** Stated exercise a **
Show every line of the rows below that contains the word "National". Case counts.

** Document excerpt **
▼▼▼

We found the office easily enough near Andelin Metro. Behind a locked gate on the fourth floor we stepped into the pages of "Good Soldier Švejk". Jaromir's request was clearly the most exotic transaction in recent history. The guards took him inside where he was examined by several officers. I was seated in the hall, and the gatekeeper with the red armband came by every few minutes, I guess to make sure I wasn't trafficking in any State secrets. "At last," Jaromir said, "they have a real American behind bars." That said, everyone was very nice, and in the end they agreed to put their stamp of approval on a text composed by Jaromir for a fee of 100 Kc. But payment has to be made with a stamp, available only at a certain desk in a nearby post office, where a sign indicated that stamps were only available in units of 400 Kc. However the people waiting in line encouraged him to ask anyway. When he mentioned that the sign said he couldn't buy a stamp for less than 400 Kc, the clerk asked if he wanted a receipt, and then shuffled away to write one up even though he said "no".

Our other big score that day was a set of detailed military maps for my route through southern Morava and southern Bohemia (I still have them, 21 years later). That evening we had dinner with Honza who, as it turned out, was willing and able to spend a week biking across the Czech Republic with me.

▲▲▲

** Stated exercise b **
Answer these questions on the Czech travel passage above:
(i) What fee did the officers agree to charge for stamping Jaromir's text?
(ii) In what units did the post office sign say stamps were available?
(iii) How long was Honza willing and able to spend biking across the Czech Republic?

Region and label listings

▼▼▼

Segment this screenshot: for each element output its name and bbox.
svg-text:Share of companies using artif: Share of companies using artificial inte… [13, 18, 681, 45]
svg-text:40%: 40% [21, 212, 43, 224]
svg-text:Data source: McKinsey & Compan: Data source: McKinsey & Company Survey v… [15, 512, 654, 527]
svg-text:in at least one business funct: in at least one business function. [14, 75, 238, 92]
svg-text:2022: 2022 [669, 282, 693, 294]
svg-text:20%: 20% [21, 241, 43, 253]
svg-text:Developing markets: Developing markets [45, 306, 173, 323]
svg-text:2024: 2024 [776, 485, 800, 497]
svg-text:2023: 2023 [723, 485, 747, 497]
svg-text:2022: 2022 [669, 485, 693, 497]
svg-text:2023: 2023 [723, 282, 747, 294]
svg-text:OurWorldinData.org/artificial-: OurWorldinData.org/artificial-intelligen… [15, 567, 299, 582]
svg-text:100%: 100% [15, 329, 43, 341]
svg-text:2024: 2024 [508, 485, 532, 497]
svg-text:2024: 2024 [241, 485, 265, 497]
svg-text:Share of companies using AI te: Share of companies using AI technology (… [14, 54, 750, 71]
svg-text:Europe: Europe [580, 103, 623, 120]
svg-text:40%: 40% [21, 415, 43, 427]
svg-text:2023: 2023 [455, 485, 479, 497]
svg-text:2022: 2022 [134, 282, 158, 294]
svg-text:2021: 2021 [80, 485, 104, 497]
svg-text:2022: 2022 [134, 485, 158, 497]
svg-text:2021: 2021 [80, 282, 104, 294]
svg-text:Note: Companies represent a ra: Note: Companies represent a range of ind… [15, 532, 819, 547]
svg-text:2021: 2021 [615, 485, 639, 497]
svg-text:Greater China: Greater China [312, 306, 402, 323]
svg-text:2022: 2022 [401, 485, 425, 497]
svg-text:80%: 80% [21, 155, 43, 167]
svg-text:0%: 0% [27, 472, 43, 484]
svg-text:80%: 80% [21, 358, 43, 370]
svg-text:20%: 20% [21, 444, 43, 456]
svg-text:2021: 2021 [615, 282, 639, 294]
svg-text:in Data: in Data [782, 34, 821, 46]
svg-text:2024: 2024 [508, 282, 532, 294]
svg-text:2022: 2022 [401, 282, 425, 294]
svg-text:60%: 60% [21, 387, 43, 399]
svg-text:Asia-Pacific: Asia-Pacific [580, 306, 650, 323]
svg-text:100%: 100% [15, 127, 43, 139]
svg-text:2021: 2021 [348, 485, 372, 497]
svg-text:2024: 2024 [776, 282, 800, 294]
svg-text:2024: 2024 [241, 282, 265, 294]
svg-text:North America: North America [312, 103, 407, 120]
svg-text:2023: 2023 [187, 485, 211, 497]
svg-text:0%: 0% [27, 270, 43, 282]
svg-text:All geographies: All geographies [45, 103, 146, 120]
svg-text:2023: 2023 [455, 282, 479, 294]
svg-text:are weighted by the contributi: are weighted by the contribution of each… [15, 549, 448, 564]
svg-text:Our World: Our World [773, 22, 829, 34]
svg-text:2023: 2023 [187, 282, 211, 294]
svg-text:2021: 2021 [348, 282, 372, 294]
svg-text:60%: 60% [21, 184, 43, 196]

▲▲▲
▼▼▼

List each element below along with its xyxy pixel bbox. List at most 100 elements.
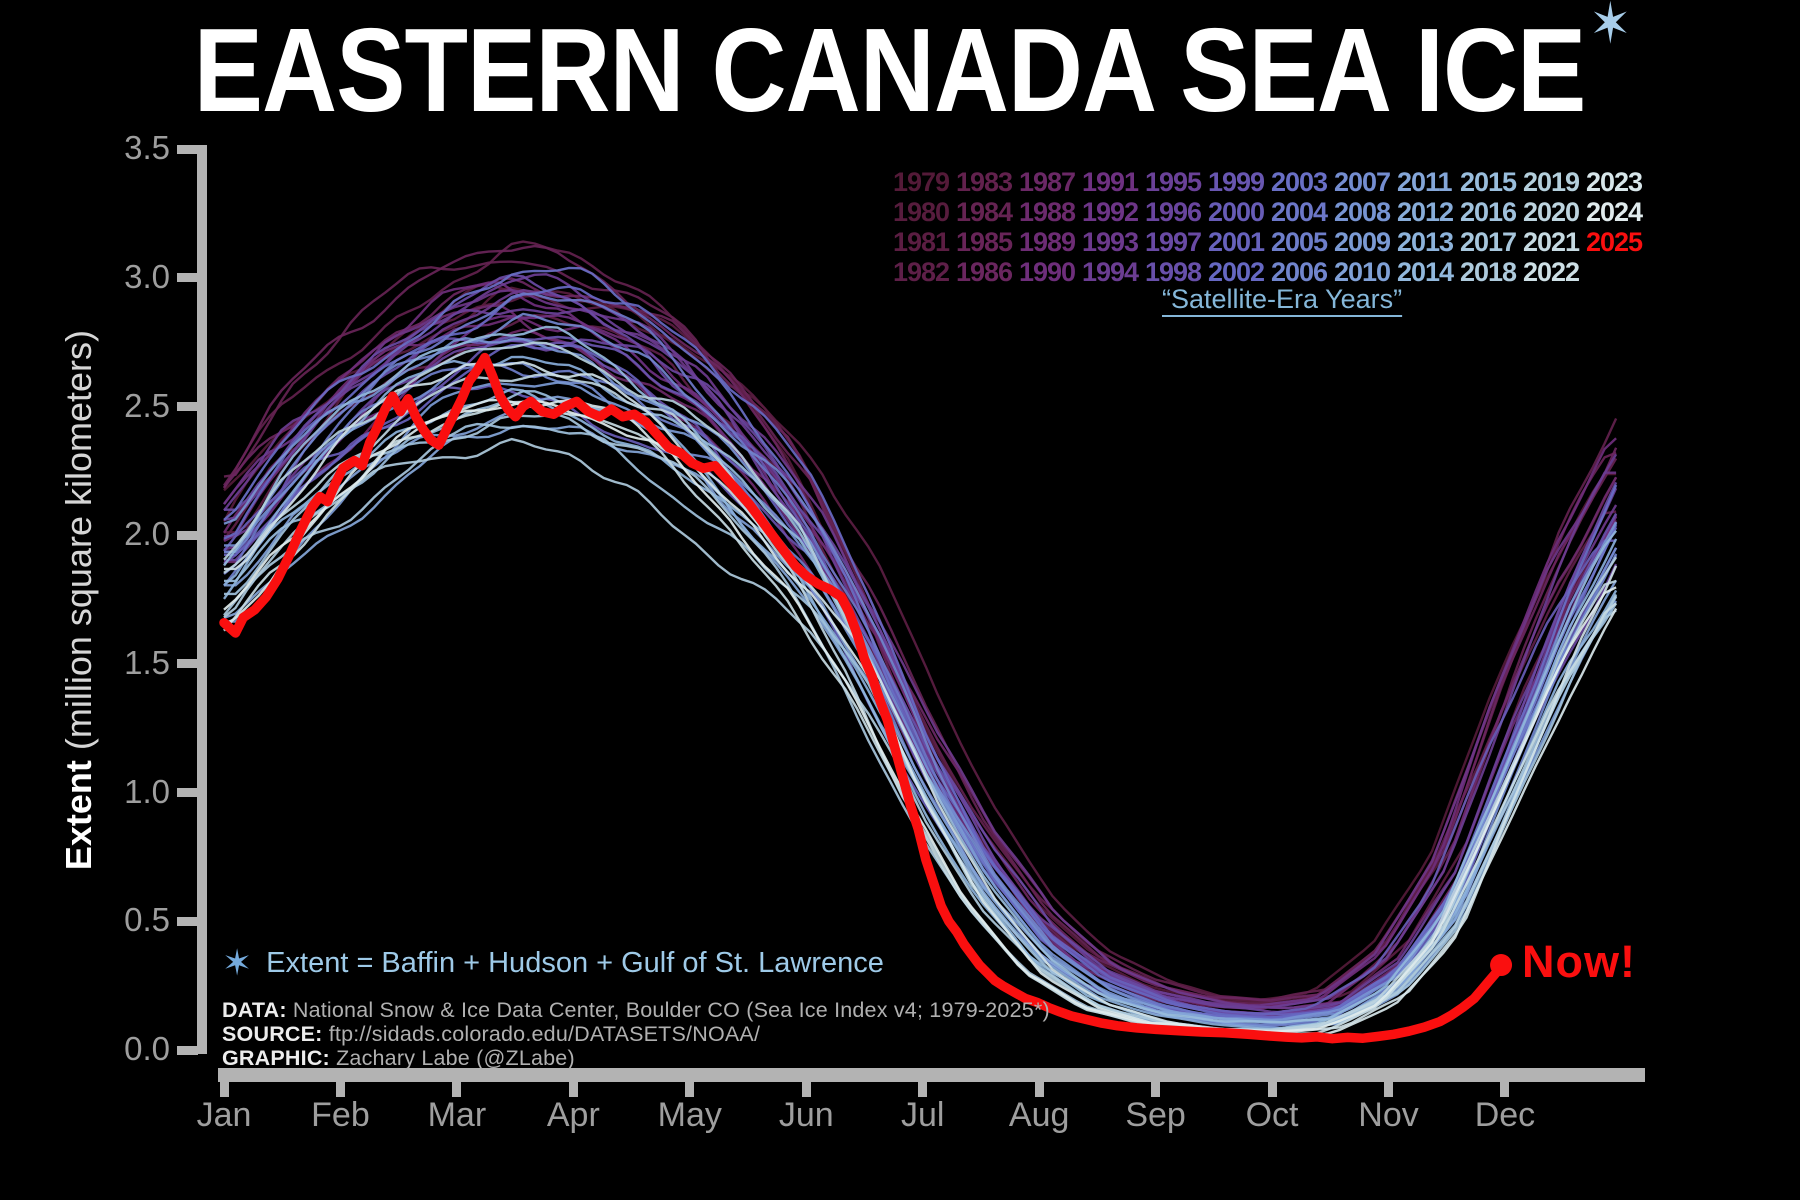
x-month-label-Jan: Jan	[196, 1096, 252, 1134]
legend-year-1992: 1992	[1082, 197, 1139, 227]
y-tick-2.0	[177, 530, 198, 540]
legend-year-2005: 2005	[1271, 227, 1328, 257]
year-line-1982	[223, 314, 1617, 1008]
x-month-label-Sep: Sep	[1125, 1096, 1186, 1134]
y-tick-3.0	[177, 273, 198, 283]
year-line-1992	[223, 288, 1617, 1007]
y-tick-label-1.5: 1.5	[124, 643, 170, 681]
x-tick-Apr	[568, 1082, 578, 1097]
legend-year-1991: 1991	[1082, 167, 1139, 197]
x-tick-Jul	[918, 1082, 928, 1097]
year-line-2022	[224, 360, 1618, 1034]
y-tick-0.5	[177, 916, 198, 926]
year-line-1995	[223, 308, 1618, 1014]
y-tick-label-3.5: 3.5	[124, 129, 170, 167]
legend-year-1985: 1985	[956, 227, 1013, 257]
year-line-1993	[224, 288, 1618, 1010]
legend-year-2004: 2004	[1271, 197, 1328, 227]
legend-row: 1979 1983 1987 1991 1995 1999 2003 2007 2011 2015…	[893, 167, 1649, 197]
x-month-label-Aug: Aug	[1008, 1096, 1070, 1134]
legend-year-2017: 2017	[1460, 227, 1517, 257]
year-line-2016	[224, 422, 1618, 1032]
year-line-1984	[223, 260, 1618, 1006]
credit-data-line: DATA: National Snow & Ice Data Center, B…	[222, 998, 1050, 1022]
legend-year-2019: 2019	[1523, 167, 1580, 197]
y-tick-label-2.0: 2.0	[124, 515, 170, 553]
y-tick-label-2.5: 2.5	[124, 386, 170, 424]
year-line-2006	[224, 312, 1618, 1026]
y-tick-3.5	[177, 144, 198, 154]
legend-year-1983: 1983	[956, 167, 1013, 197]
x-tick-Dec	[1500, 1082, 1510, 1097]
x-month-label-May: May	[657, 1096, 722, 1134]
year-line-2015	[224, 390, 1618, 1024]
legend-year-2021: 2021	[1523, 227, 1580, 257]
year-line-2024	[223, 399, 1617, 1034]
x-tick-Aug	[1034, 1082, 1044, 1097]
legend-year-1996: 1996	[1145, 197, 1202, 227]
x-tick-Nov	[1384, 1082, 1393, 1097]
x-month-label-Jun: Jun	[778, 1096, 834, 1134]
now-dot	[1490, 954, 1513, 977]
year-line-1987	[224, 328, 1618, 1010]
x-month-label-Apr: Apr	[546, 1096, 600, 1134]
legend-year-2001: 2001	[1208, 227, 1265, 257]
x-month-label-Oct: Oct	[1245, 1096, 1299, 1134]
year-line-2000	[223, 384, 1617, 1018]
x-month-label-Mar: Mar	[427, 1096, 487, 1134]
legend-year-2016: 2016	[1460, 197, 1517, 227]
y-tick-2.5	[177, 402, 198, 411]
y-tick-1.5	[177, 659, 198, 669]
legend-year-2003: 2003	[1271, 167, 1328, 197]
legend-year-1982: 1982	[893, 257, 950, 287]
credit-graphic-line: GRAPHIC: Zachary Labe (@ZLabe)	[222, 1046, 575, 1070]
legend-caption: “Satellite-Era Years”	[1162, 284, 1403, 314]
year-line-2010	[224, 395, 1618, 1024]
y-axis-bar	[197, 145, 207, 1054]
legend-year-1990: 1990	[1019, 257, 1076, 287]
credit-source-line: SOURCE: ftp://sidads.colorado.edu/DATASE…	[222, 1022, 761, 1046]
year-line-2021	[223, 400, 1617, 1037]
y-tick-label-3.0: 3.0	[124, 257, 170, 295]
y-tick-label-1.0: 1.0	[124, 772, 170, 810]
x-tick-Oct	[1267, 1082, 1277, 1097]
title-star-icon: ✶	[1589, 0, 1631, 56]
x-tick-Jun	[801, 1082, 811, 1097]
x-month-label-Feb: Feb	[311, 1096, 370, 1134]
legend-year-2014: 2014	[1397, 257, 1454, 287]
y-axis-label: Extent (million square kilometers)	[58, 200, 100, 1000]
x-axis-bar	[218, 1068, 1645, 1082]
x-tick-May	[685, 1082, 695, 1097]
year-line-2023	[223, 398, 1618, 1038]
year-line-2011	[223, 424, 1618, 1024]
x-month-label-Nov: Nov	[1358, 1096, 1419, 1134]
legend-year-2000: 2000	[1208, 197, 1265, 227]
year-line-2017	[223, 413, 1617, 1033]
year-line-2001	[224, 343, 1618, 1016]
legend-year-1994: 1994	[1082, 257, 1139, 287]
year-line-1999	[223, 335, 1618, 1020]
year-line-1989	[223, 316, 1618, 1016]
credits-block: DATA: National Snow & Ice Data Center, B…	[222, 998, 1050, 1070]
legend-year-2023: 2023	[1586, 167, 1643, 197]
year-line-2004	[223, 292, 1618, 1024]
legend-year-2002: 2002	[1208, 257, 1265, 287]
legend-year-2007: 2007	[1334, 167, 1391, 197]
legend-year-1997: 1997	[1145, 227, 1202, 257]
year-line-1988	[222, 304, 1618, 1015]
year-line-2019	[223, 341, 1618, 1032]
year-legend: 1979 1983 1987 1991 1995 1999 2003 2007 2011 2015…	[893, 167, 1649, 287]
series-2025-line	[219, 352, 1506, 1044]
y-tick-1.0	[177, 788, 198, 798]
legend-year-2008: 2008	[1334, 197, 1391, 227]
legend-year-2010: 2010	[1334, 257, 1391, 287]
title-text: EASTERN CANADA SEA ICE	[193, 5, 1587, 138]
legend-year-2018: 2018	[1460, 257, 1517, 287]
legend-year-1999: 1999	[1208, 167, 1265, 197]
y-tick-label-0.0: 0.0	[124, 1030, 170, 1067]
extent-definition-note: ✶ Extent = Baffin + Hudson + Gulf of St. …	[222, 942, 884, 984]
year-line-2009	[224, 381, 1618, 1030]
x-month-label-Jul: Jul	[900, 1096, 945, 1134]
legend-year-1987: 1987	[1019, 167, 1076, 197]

▲▲▲

** Task result a **
credit-data-line: DATA: National Snow & Ice Data Center, B…	[222, 998, 1050, 1022]
credits-block: DATA: National Snow & Ice Data Center, B…	[222, 998, 1050, 1070]

** Task result b **
(i) 100 Kc
(ii) 400 Kc
(iii) A week